### What the task requires
From the entries that follow, list every line in which the string "xlabel" appears.

--- Records ---

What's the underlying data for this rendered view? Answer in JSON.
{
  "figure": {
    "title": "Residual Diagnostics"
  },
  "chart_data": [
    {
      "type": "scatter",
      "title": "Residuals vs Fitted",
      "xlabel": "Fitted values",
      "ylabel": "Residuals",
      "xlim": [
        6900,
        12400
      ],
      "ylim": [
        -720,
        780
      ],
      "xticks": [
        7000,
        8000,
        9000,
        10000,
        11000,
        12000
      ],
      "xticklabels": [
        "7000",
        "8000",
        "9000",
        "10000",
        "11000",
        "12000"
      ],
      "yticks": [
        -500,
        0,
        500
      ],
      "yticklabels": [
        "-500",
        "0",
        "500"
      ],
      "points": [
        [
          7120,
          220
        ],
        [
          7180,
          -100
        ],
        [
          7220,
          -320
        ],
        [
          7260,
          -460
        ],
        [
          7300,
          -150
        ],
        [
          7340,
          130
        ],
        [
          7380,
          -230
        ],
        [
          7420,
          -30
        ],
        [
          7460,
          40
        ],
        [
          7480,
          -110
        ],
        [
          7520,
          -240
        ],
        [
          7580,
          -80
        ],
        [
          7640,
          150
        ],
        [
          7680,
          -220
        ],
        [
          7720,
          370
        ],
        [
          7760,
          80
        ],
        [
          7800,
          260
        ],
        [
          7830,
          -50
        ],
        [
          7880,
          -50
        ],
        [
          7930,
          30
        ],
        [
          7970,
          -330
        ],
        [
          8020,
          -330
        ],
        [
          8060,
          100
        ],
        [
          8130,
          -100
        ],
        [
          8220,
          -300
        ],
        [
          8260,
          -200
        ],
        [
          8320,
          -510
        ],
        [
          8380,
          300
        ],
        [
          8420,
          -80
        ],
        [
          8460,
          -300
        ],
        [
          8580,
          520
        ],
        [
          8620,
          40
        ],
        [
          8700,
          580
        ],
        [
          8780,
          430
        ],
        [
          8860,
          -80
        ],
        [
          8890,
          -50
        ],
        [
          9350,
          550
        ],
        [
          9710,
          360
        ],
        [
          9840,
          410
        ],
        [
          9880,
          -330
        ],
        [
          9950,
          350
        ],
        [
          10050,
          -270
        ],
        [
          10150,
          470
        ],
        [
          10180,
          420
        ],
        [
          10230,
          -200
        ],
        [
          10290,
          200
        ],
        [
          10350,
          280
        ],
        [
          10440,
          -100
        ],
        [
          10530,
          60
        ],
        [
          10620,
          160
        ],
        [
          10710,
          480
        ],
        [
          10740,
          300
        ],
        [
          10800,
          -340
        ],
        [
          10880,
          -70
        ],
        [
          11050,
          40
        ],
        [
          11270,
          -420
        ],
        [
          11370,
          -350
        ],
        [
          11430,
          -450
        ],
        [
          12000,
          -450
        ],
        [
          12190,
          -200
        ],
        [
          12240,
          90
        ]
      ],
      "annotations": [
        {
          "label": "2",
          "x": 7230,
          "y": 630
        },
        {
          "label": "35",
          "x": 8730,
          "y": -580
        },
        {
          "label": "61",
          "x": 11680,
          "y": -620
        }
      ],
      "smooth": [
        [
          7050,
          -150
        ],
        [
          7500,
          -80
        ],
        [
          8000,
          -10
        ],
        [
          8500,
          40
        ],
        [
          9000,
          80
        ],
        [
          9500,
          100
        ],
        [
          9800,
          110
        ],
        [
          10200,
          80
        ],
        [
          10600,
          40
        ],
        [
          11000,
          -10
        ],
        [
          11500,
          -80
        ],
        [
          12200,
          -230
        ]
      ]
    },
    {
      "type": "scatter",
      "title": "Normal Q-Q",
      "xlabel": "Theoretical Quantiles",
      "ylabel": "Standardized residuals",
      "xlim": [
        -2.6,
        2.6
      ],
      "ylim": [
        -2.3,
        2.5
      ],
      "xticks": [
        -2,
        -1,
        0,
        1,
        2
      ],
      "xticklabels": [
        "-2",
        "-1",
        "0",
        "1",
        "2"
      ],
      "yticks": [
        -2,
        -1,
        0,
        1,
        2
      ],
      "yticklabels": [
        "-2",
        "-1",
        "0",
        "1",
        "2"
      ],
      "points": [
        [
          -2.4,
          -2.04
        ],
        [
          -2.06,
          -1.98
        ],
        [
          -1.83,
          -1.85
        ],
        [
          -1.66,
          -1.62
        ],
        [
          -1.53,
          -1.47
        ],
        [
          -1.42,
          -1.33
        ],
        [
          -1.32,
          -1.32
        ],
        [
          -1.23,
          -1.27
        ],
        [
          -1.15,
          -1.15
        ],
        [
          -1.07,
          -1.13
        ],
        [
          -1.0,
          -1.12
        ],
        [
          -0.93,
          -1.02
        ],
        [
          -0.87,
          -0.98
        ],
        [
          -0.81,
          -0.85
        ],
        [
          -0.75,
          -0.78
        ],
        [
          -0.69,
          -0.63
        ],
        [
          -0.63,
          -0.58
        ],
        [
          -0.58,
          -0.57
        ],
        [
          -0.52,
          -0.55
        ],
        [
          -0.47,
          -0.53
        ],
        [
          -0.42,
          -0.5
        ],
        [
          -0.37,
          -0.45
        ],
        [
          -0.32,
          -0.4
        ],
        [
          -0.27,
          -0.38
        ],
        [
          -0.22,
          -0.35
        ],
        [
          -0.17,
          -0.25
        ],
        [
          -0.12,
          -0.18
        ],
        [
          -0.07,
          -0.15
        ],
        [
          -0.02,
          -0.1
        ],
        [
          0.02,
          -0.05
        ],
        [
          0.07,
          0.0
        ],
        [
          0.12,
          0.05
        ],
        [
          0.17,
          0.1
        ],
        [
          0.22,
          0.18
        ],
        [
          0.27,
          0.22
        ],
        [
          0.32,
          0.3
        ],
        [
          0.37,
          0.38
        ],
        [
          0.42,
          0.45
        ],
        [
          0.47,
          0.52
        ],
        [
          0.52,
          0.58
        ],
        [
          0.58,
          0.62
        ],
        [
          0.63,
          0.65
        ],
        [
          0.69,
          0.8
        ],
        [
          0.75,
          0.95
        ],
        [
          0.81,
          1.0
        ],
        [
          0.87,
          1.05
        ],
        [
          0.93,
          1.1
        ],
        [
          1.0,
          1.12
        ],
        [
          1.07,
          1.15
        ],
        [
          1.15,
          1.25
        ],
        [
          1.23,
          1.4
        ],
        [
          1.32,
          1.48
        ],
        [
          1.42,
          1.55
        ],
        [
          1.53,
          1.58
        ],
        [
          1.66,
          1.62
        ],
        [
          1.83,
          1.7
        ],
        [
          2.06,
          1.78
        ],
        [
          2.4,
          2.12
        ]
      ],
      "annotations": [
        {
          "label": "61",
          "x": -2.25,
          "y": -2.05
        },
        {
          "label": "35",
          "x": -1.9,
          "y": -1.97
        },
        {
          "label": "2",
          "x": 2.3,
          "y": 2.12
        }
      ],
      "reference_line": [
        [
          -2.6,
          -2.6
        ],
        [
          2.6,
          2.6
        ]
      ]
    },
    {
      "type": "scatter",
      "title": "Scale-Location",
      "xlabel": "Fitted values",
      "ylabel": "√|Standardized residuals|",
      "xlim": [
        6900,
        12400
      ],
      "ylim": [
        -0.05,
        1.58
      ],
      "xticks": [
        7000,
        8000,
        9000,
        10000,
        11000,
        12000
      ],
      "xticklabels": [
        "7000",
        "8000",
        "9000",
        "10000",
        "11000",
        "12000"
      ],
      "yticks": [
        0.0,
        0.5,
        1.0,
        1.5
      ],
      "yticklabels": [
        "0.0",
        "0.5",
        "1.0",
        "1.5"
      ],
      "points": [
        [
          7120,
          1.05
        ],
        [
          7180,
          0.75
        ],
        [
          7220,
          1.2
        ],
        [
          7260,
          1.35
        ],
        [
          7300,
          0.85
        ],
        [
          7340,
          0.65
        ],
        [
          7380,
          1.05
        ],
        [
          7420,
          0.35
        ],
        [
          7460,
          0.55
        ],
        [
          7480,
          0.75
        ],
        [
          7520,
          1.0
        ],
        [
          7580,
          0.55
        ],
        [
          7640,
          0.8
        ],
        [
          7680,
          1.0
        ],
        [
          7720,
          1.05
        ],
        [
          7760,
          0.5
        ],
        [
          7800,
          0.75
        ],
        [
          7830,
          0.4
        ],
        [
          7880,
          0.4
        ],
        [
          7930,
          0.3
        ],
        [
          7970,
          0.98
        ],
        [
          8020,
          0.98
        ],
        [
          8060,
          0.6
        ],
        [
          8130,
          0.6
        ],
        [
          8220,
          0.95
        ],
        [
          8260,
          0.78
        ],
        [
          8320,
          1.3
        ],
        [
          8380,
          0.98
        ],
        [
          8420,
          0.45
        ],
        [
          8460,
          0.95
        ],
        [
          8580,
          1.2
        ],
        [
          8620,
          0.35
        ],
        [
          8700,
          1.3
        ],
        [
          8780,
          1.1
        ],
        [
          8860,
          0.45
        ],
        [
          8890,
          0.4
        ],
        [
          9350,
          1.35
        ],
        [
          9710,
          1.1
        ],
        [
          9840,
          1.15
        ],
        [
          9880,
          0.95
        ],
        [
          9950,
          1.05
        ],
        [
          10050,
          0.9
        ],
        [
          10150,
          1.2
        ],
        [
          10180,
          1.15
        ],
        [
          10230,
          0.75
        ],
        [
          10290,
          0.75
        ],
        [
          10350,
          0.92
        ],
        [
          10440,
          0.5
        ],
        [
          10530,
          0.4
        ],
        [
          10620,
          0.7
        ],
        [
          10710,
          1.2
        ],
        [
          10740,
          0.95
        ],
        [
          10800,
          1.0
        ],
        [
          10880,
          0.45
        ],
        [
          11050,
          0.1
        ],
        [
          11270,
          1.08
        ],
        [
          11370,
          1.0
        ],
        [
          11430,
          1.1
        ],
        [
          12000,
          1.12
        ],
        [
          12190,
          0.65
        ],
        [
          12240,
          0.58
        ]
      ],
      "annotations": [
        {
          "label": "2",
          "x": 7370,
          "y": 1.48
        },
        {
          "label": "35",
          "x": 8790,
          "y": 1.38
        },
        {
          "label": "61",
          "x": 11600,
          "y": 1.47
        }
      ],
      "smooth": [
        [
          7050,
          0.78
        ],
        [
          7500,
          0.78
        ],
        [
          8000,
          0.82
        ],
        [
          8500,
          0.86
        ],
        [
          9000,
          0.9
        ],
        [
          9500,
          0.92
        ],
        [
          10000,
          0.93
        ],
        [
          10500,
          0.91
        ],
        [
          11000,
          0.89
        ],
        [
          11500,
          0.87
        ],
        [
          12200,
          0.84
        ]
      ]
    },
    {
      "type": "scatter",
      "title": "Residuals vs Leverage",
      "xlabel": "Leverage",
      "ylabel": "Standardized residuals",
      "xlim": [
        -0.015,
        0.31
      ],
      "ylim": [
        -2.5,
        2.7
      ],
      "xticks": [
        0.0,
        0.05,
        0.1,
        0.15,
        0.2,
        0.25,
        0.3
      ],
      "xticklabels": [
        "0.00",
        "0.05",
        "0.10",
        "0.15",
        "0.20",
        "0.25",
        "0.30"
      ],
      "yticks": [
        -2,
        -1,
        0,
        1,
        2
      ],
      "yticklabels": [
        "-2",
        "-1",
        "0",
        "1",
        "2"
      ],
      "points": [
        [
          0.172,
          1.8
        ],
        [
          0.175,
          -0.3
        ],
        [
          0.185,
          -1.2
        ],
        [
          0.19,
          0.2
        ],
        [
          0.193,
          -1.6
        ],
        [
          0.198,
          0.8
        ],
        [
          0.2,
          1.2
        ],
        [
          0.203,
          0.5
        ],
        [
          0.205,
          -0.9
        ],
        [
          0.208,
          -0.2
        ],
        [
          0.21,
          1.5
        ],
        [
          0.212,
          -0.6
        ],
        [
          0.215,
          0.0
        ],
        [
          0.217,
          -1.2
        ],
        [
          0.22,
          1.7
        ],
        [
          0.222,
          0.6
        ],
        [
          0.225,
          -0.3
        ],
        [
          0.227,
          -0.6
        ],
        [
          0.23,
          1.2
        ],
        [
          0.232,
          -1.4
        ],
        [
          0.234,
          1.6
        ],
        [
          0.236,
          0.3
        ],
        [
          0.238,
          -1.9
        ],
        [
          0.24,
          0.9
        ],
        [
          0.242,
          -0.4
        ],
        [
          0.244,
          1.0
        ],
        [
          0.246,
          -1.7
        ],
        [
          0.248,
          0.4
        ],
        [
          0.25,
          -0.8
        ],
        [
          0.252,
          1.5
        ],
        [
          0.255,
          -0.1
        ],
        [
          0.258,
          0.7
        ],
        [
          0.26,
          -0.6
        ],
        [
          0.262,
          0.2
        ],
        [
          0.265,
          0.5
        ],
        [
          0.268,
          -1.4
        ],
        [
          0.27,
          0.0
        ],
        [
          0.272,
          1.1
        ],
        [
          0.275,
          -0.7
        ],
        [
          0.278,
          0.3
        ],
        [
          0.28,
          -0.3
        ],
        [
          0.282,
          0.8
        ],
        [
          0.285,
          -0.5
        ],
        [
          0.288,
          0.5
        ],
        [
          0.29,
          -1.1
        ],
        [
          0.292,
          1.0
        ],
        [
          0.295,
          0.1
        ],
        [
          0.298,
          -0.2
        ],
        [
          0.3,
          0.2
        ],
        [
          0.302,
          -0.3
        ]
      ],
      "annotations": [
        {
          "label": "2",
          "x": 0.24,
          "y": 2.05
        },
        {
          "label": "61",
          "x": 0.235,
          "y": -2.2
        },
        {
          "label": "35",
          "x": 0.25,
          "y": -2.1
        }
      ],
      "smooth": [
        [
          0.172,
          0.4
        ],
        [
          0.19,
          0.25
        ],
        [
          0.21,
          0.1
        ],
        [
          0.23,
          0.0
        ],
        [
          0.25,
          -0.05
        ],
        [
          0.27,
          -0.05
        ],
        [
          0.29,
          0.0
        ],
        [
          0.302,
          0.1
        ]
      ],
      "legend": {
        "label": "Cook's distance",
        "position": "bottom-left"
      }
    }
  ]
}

---

### Response
      "xlabel": "Fitted values",
      "xlabel": "Theoretical Quantiles",
      "xlabel": "Fitted values",
      "xlabel": "Leverage",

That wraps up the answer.